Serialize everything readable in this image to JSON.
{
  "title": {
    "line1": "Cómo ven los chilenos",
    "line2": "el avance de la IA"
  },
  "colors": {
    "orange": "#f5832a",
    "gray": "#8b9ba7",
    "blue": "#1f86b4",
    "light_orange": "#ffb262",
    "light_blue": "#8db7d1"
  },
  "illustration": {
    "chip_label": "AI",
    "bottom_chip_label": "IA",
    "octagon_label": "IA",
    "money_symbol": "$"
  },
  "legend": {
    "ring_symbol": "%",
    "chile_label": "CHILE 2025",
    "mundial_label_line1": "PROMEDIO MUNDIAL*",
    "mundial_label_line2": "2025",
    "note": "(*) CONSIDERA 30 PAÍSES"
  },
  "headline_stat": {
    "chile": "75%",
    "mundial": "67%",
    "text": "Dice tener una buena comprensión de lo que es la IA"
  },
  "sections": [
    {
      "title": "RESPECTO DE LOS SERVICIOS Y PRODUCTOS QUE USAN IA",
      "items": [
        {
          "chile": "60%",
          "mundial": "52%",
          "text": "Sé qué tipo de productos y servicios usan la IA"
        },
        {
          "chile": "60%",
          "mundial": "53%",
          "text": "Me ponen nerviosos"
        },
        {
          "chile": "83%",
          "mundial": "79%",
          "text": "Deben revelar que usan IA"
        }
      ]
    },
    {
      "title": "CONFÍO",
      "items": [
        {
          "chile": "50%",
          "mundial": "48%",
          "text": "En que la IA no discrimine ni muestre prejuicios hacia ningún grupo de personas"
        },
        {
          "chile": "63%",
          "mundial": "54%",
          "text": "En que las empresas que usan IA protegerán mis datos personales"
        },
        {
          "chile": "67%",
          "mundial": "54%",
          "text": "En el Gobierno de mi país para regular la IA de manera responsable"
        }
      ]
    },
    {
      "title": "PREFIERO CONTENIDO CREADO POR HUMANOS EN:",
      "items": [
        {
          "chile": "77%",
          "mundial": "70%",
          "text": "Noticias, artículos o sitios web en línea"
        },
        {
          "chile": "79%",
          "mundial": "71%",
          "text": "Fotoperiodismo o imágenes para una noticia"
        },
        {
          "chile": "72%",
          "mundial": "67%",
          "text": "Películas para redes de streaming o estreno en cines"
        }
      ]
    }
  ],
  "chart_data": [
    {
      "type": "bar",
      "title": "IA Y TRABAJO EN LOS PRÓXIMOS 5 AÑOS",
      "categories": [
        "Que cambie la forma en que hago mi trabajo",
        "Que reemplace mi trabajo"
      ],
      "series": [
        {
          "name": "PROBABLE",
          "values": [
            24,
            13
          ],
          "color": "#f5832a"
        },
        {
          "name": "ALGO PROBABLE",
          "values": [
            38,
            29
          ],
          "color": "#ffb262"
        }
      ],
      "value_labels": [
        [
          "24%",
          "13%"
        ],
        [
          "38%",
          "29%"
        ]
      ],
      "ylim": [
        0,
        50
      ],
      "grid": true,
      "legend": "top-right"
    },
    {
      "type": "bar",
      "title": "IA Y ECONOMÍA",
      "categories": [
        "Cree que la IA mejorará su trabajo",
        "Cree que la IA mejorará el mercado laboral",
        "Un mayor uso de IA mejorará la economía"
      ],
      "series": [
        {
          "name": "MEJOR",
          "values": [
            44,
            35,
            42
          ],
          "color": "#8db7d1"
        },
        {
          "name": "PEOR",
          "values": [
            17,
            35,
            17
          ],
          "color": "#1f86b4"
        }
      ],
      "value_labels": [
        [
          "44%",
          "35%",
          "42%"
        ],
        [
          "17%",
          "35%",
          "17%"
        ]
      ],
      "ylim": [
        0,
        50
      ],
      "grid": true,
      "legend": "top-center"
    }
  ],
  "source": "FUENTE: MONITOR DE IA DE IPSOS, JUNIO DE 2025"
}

[Assigned task] The whole listing, restated word for word, is the expected answer.

[Reply to the task]
Serialize everything readable in this image to JSON.
{
  "title": {
    "line1": "Cómo ven los chilenos",
    "line2": "el avance de la IA"
  },
  "colors": {
    "orange": "#f5832a",
    "gray": "#8b9ba7",
    "blue": "#1f86b4",
    "light_orange": "#ffb262",
    "light_blue": "#8db7d1"
  },
  "illustration": {
    "chip_label": "AI",
    "bottom_chip_label": "IA",
    "octagon_label": "IA",
    "money_symbol": "$"
  },
  "legend": {
    "ring_symbol": "%",
    "chile_label": "CHILE 2025",
    "mundial_label_line1": "PROMEDIO MUNDIAL*",
    "mundial_label_line2": "2025",
    "note": "(*) CONSIDERA 30 PAÍSES"
  },
  "headline_stat": {
    "chile": "75%",
    "mundial": "67%",
    "text": "Dice tener una buena comprensión de lo que es la IA"
  },
  "sections": [
    {
      "title": "RESPECTO DE LOS SERVICIOS Y PRODUCTOS QUE USAN IA",
      "items": [
        {
          "chile": "60%",
          "mundial": "52%",
          "text": "Sé qué tipo de productos y servicios usan la IA"
        },
        {
          "chile": "60%",
          "mundial": "53%",
          "text": "Me ponen nerviosos"
        },
        {
          "chile": "83%",
          "mundial": "79%",
          "text": "Deben revelar que usan IA"
        }
      ]
    },
    {
      "title": "CONFÍO",
      "items": [
        {
          "chile": "50%",
          "mundial": "48%",
          "text": "En que la IA no discrimine ni muestre prejuicios hacia ningún grupo de personas"
        },
        {
          "chile": "63%",
          "mundial": "54%",
          "text": "En que las empresas que usan IA protegerán mis datos personales"
        },
        {
          "chile": "67%",
          "mundial": "54%",
          "text": "En el Gobierno de mi país para regular la IA de manera responsable"
        }
      ]
    },
    {
      "title": "PREFIERO CONTENIDO CREADO POR HUMANOS EN:",
      "items": [
        {
          "chile": "77%",
          "mundial": "70%",
          "text": "Noticias, artículos o sitios web en línea"
        },
        {
          "chile": "79%",
          "mundial": "71%",
          "text": "Fotoperiodismo o imágenes para una noticia"
        },
        {
          "chile": "72%",
          "mundial": "67%",
          "text": "Películas para redes de streaming o estreno en cines"
        }
      ]
    }
  ],
  "chart_data": [
    {
      "type": "bar",
      "title": "IA Y TRABAJO EN LOS PRÓXIMOS 5 AÑOS",
      "categories": [
        "Que cambie la forma en que hago mi trabajo",
        "Que reemplace mi trabajo"
      ],
      "series": [
        {
          "name": "PROBABLE",
          "values": [
            24,
            13
          ],
          "color": "#f5832a"
        },
        {
          "name": "ALGO PROBABLE",
          "values": [
            38,
            29
          ],
          "color": "#ffb262"
        }
      ],
      "value_labels": [
        [
          "24%",
          "13%"
        ],
        [
          "38%",
          "29%"
        ]
      ],
      "ylim": [
        0,
        50
      ],
      "grid": true,
      "legend": "top-right"
    },
    {
      "type": "bar",
      "title": "IA Y ECONOMÍA",
      "categories": [
        "Cree que la IA mejorará su trabajo",
        "Cree que la IA mejorará el mercado laboral",
        "Un mayor uso de IA mejorará la economía"
      ],
      "series": [
        {
          "name": "MEJOR",
          "values": [
            44,
            35,
            42
          ],
          "color": "#8db7d1"
        },
        {
          "name": "PEOR",
          "values": [
            17,
            35,
            17
          ],
          "color": "#1f86b4"
        }
      ],
      "value_labels": [
        [
          "44%",
          "35%",
          "42%"
        ],
        [
          "17%",
          "35%",
          "17%"
        ]
      ],
      "ylim": [
        0,
        50
      ],
      "grid": true,
      "legend": "top-center"
    }
  ],
  "source": "FUENTE: MONITOR DE IA DE IPSOS, JUNIO DE 2025"
}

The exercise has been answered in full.